# Start of RECORDS FOR THE EXERCISE

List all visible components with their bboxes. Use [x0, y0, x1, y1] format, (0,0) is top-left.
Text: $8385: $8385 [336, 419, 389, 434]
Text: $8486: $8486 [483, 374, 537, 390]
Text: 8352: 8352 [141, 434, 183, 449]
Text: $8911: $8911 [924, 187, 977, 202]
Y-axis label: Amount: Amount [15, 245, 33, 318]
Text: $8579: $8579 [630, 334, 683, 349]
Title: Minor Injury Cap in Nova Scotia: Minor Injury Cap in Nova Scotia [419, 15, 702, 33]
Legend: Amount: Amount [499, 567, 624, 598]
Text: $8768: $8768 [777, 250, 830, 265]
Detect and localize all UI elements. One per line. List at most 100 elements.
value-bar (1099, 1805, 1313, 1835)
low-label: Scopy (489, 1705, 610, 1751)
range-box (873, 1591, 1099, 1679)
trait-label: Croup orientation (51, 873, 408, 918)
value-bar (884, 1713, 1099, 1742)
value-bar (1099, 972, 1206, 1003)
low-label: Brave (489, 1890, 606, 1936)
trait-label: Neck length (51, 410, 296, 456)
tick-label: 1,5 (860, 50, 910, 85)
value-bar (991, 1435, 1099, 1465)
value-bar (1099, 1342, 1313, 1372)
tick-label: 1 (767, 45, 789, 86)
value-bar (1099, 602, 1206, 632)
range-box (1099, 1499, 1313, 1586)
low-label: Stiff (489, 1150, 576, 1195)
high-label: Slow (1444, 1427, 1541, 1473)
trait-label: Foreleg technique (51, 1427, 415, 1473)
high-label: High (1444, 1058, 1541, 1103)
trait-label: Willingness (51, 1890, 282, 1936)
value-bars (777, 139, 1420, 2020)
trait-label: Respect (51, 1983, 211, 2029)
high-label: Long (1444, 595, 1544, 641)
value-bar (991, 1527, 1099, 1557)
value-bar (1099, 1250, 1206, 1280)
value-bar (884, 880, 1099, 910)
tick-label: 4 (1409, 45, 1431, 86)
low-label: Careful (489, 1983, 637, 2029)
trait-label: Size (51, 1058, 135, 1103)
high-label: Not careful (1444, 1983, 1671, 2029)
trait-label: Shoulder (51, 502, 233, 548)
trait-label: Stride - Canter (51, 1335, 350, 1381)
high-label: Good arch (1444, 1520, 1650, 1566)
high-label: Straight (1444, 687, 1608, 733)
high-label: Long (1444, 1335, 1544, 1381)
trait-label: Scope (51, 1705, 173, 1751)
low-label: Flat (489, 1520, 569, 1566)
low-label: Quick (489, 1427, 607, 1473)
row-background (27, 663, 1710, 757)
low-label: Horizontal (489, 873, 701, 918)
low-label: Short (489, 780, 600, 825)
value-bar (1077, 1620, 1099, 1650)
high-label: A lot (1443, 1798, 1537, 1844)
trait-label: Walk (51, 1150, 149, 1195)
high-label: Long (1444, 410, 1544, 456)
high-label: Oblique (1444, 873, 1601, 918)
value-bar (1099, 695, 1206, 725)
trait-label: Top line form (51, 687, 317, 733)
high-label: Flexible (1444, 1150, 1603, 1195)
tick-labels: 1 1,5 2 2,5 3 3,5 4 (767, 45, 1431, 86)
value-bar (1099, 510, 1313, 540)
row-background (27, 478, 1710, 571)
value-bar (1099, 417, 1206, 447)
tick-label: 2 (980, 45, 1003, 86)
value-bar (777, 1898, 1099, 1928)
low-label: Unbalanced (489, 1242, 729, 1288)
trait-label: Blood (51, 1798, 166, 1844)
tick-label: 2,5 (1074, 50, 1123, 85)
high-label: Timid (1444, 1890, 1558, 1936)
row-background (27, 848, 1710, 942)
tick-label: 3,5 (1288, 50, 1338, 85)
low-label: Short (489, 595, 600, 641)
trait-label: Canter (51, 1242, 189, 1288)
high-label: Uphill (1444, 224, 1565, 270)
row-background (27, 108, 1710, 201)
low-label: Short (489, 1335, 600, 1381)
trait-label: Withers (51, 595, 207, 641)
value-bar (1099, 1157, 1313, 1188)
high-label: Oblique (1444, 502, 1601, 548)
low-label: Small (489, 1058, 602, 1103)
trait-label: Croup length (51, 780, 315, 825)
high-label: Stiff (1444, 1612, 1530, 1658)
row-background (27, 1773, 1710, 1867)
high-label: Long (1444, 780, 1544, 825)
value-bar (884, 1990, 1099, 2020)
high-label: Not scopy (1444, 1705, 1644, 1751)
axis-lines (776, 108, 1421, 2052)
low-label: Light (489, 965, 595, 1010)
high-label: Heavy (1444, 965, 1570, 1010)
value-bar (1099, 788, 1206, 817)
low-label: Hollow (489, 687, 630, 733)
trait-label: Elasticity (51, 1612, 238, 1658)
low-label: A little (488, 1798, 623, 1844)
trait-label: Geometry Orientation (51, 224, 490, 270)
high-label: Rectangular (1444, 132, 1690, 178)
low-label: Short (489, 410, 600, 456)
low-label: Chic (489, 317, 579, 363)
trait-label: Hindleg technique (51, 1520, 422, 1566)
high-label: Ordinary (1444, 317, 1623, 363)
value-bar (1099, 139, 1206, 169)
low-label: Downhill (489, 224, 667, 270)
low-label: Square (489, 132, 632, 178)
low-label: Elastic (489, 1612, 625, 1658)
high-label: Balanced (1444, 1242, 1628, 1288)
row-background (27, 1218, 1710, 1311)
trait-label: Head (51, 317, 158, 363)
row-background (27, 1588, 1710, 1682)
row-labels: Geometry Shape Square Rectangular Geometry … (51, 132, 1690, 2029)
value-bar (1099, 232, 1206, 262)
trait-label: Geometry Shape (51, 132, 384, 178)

# End of RECORDS FOR THE EXERCISE

» **WHAT TO DO**
Lay out every item above as a Markdown table with two columns, Row and Line. Put a row number in Row and the item's line in Line, leaving out blank lines.

» **THE COMPLETED TASK**
| Row | Line |
|---|---|
| 1 | List all visible components with their bboxes. Use [x0, y0, x1, y1] format, (0,0) is top-left. |
| 2 | Text: $8385: $8385 [336, 419, 389, 434] |
| 3 | Text: $8486: $8486 [483, 374, 537, 390] |
| 4 | Text: 8352: 8352 [141, 434, 183, 449] |
| 5 | Text: $8911: $8911 [924, 187, 977, 202] |
| 6 | Y-axis label: Amount: Amount [15, 245, 33, 318] |
| 7 | Text: $8579: $8579 [630, 334, 683, 349] |
| 8 | Title: Minor Injury Cap in Nova Scotia: Minor Injury Cap in Nova Scotia [419, 15, 702, 33] |
| 9 | Legend: Amount: Amount [499, 567, 624, 598] |
| 10 | Text: $8768: $8768 [777, 250, 830, 265] |
| 11 | Detect and localize all UI elements. One per line. List at most 100 elements. |
| 12 | value-bar (1099, 1805, 1313, 1835) |
| 13 | low-label: Scopy (489, 1705, 610, 1751) |
| 14 | range-box (873, 1591, 1099, 1679) |
| 15 | trait-label: Croup orientation (51, 873, 408, 918) |
| 16 | value-bar (884, 1713, 1099, 1742) |
| 17 | value-bar (1099, 972, 1206, 1003) |
| 18 | low-label: Brave (489, 1890, 606, 1936) |
| 19 | trait-label: Neck length (51, 410, 296, 456) |
| 20 | tick-label: 1,5 (860, 50, 910, 85) |
| 21 | value-bar (991, 1435, 1099, 1465) |
| 22 | value-bar (1099, 1342, 1313, 1372) |
| 23 | tick-label: 1 (767, 45, 789, 86) |
| 24 | value-bar (1099, 602, 1206, 632) |
| 25 | range-box (1099, 1499, 1313, 1586) |
| 26 | low-label: Stiff (489, 1150, 576, 1195) |
| 27 | high-label: Slow (1444, 1427, 1541, 1473) |
| 28 | trait-label: Foreleg technique (51, 1427, 415, 1473) |
| 29 | high-label: High (1444, 1058, 1541, 1103) |
| 30 | trait-label: Willingness (51, 1890, 282, 1936) |
| 31 | value-bars (777, 139, 1420, 2020) |
| 32 | trait-label: Respect (51, 1983, 211, 2029) |
| 33 | high-label: Long (1444, 595, 1544, 641) |
| 34 | value-bar (991, 1527, 1099, 1557) |
| 35 | value-bar (1099, 1250, 1206, 1280) |
| 36 | value-bar (884, 880, 1099, 910) |
| 37 | tick-label: 4 (1409, 45, 1431, 86) |
| 38 | low-label: Careful (489, 1983, 637, 2029) |
| 39 | trait-label: Size (51, 1058, 135, 1103) |
| 40 | high-label: Not careful (1444, 1983, 1671, 2029) |
| 41 | trait-label: Shoulder (51, 502, 233, 548) |
| 42 | trait-label: Stride - Canter (51, 1335, 350, 1381) |
| 43 | high-label: Good arch (1444, 1520, 1650, 1566) |
| 44 | high-label: Straight (1444, 687, 1608, 733) |
| 45 | high-label: Long (1444, 1335, 1544, 1381) |
| 46 | trait-label: Scope (51, 1705, 173, 1751) |
| 47 | low-label: Flat (489, 1520, 569, 1566) |
| 48 | low-label: Quick (489, 1427, 607, 1473) |
| 49 | row-background (27, 663, 1710, 757) |
| 50 | low-label: Horizontal (489, 873, 701, 918) |
| 51 | low-label: Short (489, 780, 600, 825) |
| 52 | value-bar (1077, 1620, 1099, 1650) |
| 53 | high-label: A lot (1443, 1798, 1537, 1844) |
| 54 | trait-label: Walk (51, 1150, 149, 1195) |
| 55 | high-label: Long (1444, 410, 1544, 456) |
| 56 | high-label: Oblique (1444, 873, 1601, 918) |
| 57 | value-bar (1099, 695, 1206, 725) |
| 58 | trait-label: Top line form (51, 687, 317, 733) |
| 59 | high-label: Flexible (1444, 1150, 1603, 1195) |
| 60 | tick-labels: 1 1,5 2 2,5 3 3,5 4 (767, 45, 1431, 86) |
| 61 | value-bar (1099, 510, 1313, 540) |
| 62 | row-background (27, 478, 1710, 571) |
| 63 | value-bar (1099, 417, 1206, 447) |
| 64 | tick-label: 2 (980, 45, 1003, 86) |
| 65 | value-bar (777, 1898, 1099, 1928) |
| 66 | low-label: Unbalanced (489, 1242, 729, 1288) |
| 67 | trait-label: Blood (51, 1798, 166, 1844) |
| 68 | tick-label: 2,5 (1074, 50, 1123, 85) |
| 69 | high-label: Timid (1444, 1890, 1558, 1936) |
| 70 | row-background (27, 848, 1710, 942) |
| 71 | tick-label: 3,5 (1288, 50, 1338, 85) |
| 72 | low-label: Short (489, 595, 600, 641) |
| 73 | trait-label: Canter (51, 1242, 189, 1288) |
| 74 | high-label: Uphill (1444, 224, 1565, 270) |
| 75 | row-background (27, 108, 1710, 201) |
| 76 | low-label: Short (489, 1335, 600, 1381) |
| 77 | trait-label: Withers (51, 595, 207, 641) |
| 78 | value-bar (1099, 1157, 1313, 1188) |
| 79 | high-label: Oblique (1444, 502, 1601, 548) |
| 80 | low-label: Small (489, 1058, 602, 1103) |
| 81 | trait-label: Croup length (51, 780, 315, 825) |
| 82 | high-label: Stiff (1444, 1612, 1530, 1658) |
| 83 | row-background (27, 1773, 1710, 1867) |
| 84 | high-label: Long (1444, 780, 1544, 825) |
| 85 | value-bar (884, 1990, 1099, 2020) |
| 86 | high-label: Not scopy (1444, 1705, 1644, 1751) |
| 87 | axis-lines (776, 108, 1421, 2052) |
| 88 | low-label: Light (489, 965, 595, 1010) |
| 89 | high-label: Heavy (1444, 965, 1570, 1010) |
| 90 | value-bar (1099, 788, 1206, 817) |
| 91 | low-label: Hollow (489, 687, 630, 733) |
| 92 | trait-label: Elasticity (51, 1612, 238, 1658) |
| 93 | low-label: A little (488, 1798, 623, 1844) |
| 94 | trait-label: Geometry Orientation (51, 224, 490, 270) |
| 95 | high-label: Rectangular (1444, 132, 1690, 178) |
| 96 | low-label: Short (489, 410, 600, 456) |
| 97 | low-label: Chic (489, 317, 579, 363) |
| 98 | trait-label: Hindleg technique (51, 1520, 422, 1566) |
| 99 | high-label: Ordinary (1444, 317, 1623, 363) |
| 100 | value-bar (1099, 139, 1206, 169) |
| 101 | low-label: Downhill (489, 224, 667, 270) |
| 102 | low-label: Square (489, 132, 632, 178) |
| 103 | low-label: Elastic (489, 1612, 625, 1658) |
| 104 | high-label: Balanced (1444, 1242, 1628, 1288) |
| 105 | row-background (27, 1218, 1710, 1311) |
| 106 | trait-label: Head (51, 317, 158, 363) |
| 107 | row-background (27, 1588, 1710, 1682) |
| 108 | row-labels: Geometry Shape Square Rectangular Geometry … (51, 132, 1690, 2029) |
| 109 | value-bar (1099, 232, 1206, 262) |
| 110 | trait-label: Geometry Shape (51, 132, 384, 178) |